Note each line where "Temperature" appears, and copy it.

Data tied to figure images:
=====

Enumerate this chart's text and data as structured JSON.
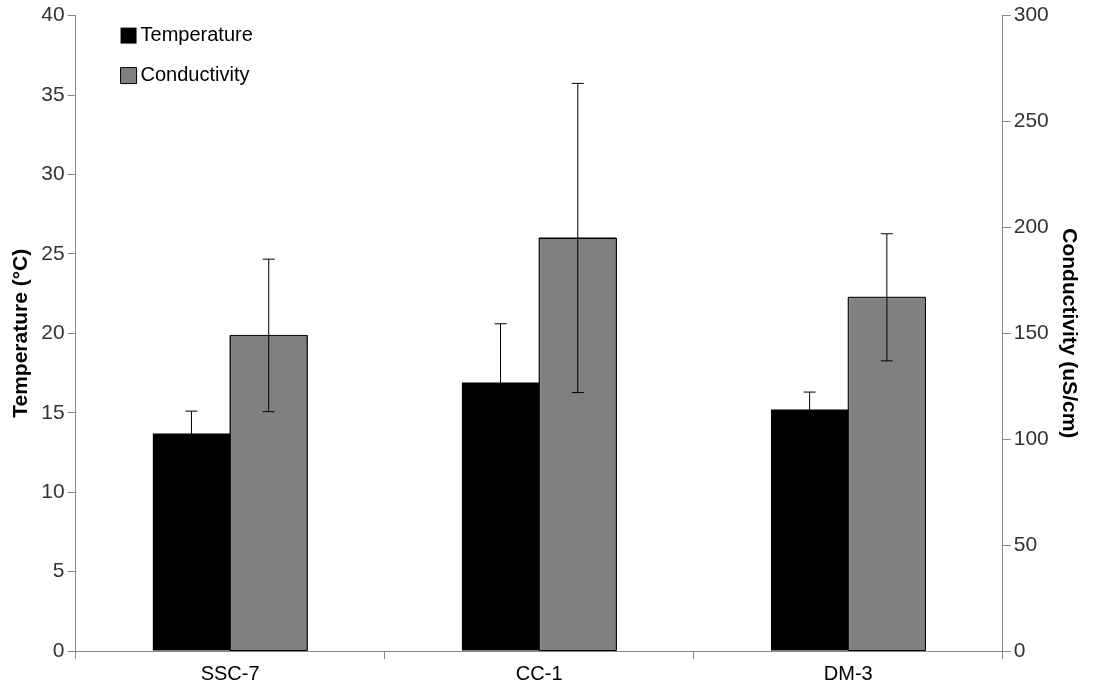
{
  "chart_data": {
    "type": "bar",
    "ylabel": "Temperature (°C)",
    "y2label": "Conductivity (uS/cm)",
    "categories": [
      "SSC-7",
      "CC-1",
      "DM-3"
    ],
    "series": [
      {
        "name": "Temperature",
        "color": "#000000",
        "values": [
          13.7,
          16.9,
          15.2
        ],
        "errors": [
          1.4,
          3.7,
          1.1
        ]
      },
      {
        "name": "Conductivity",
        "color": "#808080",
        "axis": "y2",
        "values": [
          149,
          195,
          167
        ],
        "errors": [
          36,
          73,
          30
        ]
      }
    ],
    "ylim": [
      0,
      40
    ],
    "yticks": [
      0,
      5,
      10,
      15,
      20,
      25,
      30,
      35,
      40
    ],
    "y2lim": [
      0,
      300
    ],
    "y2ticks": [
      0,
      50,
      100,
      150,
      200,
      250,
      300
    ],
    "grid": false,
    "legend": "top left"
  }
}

=====

_Expected answer_
    "ylabel": "Temperature (°C)",
        "name": "Temperature",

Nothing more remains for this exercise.